Records for this exercise:
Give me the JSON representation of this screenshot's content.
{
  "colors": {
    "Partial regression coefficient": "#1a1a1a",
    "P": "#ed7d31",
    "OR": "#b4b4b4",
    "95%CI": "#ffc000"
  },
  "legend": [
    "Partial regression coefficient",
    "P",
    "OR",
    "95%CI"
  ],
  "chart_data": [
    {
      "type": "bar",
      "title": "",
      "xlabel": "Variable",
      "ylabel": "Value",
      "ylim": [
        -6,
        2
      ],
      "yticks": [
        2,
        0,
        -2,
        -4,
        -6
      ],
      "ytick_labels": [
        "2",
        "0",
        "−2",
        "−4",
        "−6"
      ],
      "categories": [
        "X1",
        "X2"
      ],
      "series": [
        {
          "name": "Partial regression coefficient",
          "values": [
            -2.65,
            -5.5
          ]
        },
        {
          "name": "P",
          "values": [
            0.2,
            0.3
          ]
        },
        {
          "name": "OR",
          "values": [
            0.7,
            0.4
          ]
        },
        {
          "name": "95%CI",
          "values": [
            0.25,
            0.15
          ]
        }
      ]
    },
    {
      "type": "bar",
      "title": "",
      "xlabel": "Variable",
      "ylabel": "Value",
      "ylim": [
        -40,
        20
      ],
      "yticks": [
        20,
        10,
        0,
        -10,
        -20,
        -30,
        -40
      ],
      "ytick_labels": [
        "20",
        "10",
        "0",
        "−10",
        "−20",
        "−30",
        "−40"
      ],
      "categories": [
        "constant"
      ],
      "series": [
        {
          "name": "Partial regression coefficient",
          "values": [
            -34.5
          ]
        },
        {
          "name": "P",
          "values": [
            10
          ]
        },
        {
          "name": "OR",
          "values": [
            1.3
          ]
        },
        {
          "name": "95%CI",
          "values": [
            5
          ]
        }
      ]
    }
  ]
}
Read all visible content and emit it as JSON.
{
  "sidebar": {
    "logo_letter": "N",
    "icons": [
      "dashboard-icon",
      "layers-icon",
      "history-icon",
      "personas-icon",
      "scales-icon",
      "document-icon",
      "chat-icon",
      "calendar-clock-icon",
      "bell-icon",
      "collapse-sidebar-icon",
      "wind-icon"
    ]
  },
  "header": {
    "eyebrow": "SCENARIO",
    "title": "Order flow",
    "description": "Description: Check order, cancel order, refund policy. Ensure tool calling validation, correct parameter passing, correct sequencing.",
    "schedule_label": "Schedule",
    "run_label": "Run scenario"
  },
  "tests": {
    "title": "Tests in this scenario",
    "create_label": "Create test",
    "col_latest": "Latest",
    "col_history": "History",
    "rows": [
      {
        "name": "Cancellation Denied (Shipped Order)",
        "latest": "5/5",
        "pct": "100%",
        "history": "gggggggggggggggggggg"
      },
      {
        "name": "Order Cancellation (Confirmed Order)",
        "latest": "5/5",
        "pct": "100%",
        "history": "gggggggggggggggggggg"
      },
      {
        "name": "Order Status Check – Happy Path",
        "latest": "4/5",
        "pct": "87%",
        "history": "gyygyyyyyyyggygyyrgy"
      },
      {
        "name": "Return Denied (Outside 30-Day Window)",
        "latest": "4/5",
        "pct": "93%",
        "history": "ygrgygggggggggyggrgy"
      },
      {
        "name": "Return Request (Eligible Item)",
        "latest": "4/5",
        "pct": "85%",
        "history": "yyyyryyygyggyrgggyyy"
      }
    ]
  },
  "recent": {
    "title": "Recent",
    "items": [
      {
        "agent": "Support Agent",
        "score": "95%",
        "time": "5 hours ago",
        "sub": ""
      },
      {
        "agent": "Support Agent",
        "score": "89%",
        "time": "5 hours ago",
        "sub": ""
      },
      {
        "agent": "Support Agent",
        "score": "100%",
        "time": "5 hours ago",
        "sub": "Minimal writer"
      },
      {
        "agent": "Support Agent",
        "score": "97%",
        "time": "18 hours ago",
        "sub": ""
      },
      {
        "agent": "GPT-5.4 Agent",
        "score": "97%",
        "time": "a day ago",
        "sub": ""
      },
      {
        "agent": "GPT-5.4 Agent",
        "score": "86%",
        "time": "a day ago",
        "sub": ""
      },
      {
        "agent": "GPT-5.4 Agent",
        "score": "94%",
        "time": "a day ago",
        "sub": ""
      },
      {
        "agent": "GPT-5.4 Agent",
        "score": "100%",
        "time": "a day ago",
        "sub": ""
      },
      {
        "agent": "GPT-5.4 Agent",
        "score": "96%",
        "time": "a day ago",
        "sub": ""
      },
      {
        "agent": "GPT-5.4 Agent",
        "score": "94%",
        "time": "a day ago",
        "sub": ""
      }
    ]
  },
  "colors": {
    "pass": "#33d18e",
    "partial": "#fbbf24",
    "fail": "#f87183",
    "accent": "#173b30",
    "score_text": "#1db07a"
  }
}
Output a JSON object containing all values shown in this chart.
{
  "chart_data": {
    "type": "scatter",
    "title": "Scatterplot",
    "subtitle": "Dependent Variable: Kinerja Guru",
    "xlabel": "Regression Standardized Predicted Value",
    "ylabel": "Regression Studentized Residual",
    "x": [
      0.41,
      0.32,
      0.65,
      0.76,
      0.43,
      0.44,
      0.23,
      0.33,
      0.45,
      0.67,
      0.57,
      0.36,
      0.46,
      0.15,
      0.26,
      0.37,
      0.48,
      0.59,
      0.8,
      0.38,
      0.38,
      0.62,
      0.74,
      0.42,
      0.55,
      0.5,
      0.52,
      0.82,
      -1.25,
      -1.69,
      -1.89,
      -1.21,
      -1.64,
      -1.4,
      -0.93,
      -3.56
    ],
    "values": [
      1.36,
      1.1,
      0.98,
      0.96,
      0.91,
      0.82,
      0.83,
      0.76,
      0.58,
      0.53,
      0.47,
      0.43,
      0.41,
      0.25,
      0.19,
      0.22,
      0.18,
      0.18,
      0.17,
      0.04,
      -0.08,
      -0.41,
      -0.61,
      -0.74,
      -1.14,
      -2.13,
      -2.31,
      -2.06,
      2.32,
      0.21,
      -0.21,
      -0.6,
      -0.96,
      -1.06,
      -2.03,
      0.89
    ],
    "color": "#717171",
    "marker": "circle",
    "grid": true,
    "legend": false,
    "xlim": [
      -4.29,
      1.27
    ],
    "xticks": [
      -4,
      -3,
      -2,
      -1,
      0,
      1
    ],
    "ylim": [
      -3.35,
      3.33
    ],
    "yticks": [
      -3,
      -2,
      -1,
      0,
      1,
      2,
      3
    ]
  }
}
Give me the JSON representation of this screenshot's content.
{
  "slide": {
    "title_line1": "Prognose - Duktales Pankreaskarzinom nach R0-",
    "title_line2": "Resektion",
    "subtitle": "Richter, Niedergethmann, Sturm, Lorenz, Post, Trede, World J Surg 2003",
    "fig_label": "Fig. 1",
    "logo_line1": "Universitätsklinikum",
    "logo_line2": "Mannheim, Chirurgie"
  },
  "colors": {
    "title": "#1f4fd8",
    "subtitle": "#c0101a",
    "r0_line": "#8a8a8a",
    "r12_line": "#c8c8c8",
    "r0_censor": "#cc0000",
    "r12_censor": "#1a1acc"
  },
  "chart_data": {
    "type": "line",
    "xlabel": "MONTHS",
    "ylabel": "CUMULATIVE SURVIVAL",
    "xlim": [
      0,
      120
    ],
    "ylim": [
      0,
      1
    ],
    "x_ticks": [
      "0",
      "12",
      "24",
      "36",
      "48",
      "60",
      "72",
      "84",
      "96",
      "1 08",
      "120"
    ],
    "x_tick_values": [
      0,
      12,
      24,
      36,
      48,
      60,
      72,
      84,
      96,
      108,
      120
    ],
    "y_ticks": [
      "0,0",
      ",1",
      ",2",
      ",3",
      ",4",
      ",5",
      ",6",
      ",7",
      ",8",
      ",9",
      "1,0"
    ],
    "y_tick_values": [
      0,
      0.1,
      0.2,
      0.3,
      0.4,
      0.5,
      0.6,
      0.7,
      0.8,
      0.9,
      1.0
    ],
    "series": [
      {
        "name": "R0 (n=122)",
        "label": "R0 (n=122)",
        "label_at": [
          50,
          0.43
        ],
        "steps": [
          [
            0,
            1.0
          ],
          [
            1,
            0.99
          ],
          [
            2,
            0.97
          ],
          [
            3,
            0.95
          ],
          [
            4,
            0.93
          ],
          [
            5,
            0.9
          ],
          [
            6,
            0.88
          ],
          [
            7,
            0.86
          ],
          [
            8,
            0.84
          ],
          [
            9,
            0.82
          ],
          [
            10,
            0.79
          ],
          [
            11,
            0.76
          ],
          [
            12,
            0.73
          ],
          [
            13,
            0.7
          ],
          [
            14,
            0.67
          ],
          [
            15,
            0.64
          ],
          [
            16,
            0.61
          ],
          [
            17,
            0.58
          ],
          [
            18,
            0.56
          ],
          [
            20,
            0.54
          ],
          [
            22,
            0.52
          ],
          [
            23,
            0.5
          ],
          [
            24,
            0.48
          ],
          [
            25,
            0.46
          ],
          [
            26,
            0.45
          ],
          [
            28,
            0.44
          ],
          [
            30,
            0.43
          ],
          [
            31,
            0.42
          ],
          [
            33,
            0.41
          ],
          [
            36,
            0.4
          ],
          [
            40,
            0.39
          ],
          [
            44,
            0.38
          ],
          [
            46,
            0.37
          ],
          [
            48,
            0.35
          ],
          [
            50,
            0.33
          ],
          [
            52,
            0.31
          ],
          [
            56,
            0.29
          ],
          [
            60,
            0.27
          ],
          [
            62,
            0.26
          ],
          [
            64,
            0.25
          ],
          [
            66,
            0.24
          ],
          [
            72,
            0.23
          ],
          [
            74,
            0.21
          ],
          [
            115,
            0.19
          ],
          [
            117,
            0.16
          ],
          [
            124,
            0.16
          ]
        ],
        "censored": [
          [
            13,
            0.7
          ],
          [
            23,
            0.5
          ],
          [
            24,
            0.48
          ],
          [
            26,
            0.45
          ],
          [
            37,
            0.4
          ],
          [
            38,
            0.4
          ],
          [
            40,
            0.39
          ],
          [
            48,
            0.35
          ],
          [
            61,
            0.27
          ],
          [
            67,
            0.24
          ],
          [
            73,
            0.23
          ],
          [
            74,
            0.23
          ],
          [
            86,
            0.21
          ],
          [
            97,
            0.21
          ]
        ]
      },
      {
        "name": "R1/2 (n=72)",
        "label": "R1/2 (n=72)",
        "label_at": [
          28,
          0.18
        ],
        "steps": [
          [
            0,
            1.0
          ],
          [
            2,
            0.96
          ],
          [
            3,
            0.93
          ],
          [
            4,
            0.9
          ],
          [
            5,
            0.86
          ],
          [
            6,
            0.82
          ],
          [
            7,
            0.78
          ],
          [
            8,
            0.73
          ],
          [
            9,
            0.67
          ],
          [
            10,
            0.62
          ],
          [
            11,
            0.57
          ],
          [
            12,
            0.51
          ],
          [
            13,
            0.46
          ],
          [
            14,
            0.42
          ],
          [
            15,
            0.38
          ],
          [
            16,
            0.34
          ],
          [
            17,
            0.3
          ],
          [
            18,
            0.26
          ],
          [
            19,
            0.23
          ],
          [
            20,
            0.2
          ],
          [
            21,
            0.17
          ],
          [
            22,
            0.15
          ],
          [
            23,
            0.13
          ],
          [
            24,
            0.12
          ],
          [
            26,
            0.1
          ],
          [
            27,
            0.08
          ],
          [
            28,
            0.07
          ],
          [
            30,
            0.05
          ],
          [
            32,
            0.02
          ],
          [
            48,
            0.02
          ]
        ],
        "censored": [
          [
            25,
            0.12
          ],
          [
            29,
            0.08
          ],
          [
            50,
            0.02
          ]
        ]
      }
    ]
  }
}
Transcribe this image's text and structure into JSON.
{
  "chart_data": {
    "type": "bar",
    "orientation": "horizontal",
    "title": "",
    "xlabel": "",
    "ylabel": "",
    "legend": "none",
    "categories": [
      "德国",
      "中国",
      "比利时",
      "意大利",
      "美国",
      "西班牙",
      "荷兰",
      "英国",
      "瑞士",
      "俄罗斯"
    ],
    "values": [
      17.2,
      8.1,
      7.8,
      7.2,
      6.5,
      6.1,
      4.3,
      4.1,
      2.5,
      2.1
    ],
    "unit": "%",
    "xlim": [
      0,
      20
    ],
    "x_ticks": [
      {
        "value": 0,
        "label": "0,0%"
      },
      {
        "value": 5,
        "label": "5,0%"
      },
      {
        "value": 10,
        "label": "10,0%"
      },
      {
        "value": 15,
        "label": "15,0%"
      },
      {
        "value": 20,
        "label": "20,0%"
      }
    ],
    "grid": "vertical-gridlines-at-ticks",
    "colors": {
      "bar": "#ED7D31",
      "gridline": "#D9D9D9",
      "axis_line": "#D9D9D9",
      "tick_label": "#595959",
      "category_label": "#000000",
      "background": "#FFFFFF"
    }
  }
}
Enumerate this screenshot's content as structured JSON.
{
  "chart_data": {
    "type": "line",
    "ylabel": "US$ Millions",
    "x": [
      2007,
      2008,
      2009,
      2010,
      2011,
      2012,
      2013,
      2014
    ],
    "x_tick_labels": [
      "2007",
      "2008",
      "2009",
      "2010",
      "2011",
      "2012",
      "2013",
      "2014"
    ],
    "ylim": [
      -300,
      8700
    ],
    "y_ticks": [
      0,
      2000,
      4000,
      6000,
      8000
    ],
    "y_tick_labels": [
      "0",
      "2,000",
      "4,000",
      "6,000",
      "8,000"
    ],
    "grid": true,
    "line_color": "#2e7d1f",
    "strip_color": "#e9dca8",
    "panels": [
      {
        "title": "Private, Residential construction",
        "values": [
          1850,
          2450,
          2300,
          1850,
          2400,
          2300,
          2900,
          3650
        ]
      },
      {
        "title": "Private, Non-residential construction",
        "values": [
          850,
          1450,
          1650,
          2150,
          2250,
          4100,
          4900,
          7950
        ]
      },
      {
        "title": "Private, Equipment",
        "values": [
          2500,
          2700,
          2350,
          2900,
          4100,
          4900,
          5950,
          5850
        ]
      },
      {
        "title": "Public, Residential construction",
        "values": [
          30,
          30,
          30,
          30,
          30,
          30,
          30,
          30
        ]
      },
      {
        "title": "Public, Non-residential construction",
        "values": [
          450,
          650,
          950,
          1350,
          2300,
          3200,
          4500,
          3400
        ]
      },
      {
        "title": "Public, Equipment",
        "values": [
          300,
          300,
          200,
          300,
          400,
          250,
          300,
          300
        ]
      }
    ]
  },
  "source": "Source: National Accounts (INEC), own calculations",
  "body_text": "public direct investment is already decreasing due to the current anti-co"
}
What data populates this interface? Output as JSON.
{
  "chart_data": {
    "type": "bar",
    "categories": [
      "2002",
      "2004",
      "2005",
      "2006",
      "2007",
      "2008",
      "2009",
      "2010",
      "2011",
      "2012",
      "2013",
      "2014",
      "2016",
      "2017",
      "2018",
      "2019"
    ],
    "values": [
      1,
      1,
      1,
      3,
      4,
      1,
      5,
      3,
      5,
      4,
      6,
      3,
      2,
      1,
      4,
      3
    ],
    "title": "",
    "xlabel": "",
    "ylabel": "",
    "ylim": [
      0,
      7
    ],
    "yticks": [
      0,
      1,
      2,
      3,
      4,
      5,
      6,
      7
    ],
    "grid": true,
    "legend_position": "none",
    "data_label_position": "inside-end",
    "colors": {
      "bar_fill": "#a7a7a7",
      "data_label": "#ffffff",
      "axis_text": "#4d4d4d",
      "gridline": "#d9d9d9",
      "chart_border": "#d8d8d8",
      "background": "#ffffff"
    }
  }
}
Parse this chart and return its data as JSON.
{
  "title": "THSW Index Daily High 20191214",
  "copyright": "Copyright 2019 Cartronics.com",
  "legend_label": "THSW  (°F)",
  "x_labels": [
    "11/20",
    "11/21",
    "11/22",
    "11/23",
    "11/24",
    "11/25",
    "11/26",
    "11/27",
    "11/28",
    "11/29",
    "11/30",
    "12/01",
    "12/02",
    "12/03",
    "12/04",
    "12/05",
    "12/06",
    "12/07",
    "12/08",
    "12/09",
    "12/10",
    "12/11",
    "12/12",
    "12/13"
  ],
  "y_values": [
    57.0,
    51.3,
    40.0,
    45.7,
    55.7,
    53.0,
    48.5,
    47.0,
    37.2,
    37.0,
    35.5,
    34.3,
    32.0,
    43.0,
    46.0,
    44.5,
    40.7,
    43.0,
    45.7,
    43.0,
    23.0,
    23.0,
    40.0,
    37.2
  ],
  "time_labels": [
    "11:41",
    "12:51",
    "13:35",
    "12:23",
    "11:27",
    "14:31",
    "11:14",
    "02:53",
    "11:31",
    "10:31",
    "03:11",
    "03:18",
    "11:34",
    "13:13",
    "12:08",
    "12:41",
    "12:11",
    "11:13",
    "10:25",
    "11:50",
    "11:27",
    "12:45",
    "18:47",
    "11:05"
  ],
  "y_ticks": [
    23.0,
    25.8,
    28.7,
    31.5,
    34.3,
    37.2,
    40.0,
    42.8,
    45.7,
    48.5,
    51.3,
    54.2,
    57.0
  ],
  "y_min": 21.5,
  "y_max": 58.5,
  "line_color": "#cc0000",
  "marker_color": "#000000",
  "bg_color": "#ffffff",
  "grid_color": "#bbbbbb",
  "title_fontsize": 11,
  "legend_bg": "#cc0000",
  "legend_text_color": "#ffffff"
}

Given exercise:
Only the lines from the one containing "Parse this chart and return its data as JSON." to the end of the data should be printed, exactly as they stand.

Response to the exercise:
Parse this chart and return its data as JSON.
{
  "title": "THSW Index Daily High 20191214",
  "copyright": "Copyright 2019 Cartronics.com",
  "legend_label": "THSW  (°F)",
  "x_labels": [
    "11/20",
    "11/21",
    "11/22",
    "11/23",
    "11/24",
    "11/25",
    "11/26",
    "11/27",
    "11/28",
    "11/29",
    "11/30",
    "12/01",
    "12/02",
    "12/03",
    "12/04",
    "12/05",
    "12/06",
    "12/07",
    "12/08",
    "12/09",
    "12/10",
    "12/11",
    "12/12",
    "12/13"
  ],
  "y_values": [
    57.0,
    51.3,
    40.0,
    45.7,
    55.7,
    53.0,
    48.5,
    47.0,
    37.2,
    37.0,
    35.5,
    34.3,
    32.0,
    43.0,
    46.0,
    44.5,
    40.7,
    43.0,
    45.7,
    43.0,
    23.0,
    23.0,
    40.0,
    37.2
  ],
  "time_labels": [
    "11:41",
    "12:51",
    "13:35",
    "12:23",
    "11:27",
    "14:31",
    "11:14",
    "02:53",
    "11:31",
    "10:31",
    "03:11",
    "03:18",
    "11:34",
    "13:13",
    "12:08",
    "12:41",
    "12:11",
    "11:13",
    "10:25",
    "11:50",
    "11:27",
    "12:45",
    "18:47",
    "11:05"
  ],
  "y_ticks": [
    23.0,
    25.8,
    28.7,
    31.5,
    34.3,
    37.2,
    40.0,
    42.8,
    45.7,
    48.5,
    51.3,
    54.2,
    57.0
  ],
  "y_min": 21.5,
  "y_max": 58.5,
  "line_color": "#cc0000",
  "marker_color": "#000000",
  "bg_color": "#ffffff",
  "grid_color": "#bbbbbb",
  "title_fontsize": 11,
  "legend_bg": "#cc0000",
  "legend_text_color": "#ffffff"
}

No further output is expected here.